Please rewrite everything from the first line below down to the line containing "chain-item-limit[interactable]: ≡ ⊙", changing "path-input" to "location-input" and leaving the rest as is.

________________________________________

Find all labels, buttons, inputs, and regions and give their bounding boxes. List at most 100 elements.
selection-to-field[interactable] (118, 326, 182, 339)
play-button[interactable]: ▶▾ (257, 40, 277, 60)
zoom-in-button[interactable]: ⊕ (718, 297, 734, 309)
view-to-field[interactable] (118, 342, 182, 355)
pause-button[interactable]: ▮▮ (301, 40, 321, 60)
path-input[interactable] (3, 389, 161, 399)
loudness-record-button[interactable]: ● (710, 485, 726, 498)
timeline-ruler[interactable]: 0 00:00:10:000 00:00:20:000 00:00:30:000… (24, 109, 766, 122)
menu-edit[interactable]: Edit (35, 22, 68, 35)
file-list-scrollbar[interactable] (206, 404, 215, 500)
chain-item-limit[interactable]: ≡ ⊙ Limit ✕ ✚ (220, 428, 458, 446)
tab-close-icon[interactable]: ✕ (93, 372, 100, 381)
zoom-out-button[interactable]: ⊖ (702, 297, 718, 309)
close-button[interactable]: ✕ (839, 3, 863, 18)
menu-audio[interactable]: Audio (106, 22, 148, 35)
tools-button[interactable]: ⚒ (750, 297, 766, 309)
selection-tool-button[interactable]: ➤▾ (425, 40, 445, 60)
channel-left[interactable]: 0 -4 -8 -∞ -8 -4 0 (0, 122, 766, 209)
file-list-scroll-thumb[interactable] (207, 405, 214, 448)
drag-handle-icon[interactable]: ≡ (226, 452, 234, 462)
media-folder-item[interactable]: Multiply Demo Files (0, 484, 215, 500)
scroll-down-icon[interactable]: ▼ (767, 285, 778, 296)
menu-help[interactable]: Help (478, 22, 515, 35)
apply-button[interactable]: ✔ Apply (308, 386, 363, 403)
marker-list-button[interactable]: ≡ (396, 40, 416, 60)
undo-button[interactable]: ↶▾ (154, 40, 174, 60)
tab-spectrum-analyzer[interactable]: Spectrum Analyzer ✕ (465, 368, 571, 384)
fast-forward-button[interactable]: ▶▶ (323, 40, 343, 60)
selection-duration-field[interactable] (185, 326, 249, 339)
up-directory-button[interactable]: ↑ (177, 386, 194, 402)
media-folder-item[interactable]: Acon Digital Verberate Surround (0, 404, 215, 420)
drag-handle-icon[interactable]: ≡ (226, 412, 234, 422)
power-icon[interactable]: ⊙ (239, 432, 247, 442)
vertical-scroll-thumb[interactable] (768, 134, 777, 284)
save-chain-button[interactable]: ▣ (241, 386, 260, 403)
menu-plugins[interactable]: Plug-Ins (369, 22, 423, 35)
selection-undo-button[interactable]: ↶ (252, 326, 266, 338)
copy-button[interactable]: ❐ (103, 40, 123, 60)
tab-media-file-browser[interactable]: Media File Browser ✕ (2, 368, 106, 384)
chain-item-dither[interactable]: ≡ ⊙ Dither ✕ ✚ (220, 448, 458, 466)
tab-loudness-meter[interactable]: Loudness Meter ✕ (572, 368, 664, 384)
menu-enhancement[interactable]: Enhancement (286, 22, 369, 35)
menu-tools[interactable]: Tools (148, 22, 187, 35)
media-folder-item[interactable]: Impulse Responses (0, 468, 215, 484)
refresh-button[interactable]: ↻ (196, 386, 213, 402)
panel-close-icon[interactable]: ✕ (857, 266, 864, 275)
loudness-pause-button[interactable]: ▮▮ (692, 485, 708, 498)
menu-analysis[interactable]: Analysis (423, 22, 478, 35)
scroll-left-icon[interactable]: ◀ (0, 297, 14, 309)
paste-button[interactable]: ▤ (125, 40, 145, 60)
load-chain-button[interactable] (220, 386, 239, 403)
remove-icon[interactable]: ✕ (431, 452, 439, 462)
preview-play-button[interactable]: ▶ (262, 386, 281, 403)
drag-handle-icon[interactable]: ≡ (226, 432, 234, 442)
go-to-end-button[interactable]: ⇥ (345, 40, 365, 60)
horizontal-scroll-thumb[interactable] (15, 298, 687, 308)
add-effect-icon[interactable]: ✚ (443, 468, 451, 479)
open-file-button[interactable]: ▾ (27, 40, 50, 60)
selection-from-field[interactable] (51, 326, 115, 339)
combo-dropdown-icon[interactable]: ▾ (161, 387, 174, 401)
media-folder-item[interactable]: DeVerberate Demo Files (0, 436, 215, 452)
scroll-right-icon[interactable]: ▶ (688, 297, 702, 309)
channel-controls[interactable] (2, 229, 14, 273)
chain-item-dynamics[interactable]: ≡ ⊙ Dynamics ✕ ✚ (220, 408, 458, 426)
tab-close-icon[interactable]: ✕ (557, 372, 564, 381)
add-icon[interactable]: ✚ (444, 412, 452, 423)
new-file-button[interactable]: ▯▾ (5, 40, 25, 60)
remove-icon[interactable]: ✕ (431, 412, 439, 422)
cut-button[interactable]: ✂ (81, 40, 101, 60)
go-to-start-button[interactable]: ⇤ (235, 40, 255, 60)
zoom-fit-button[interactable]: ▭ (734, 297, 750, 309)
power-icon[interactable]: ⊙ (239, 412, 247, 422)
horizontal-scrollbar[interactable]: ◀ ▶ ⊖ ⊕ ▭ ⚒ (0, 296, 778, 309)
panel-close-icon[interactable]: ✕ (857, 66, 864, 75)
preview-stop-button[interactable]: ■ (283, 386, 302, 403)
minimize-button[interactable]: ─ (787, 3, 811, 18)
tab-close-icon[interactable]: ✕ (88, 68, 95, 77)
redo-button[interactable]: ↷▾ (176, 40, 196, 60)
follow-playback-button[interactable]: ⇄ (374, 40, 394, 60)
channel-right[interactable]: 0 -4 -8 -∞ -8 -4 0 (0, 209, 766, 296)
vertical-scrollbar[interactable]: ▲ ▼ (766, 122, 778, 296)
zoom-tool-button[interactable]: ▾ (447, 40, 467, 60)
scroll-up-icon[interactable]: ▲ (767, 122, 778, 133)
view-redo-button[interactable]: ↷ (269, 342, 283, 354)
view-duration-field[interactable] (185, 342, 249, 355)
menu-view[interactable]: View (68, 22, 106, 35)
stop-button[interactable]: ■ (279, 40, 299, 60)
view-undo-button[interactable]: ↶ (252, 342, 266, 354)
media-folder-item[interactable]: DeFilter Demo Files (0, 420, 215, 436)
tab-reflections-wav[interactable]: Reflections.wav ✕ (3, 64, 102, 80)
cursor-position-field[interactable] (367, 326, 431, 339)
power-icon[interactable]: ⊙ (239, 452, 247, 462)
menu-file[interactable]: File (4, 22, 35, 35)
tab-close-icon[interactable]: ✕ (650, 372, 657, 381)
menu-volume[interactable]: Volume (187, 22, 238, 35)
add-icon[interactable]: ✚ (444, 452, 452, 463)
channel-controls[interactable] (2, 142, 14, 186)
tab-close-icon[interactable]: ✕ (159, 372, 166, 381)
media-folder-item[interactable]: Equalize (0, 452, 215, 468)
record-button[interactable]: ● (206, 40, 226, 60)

________________________________________

§ **Exercise output**
Find all labels, buttons, inputs, and regions and give their bounding boxes. List at most 100 elements.
selection-to-field[interactable] (118, 326, 182, 339)
play-button[interactable]: ▶▾ (257, 40, 277, 60)
zoom-in-button[interactable]: ⊕ (718, 297, 734, 309)
view-to-field[interactable] (118, 342, 182, 355)
pause-button[interactable]: ▮▮ (301, 40, 321, 60)
location-input[interactable] (3, 389, 161, 399)
loudness-record-button[interactable]: ● (710, 485, 726, 498)
timeline-ruler[interactable]: 0 00:00:10:000 00:00:20:000 00:00:30:000… (24, 109, 766, 122)
menu-edit[interactable]: Edit (35, 22, 68, 35)
file-list-scrollbar[interactable] (206, 404, 215, 500)
chain-item-limit[interactable]: ≡ ⊙ Limit ✕ ✚ (220, 428, 458, 446)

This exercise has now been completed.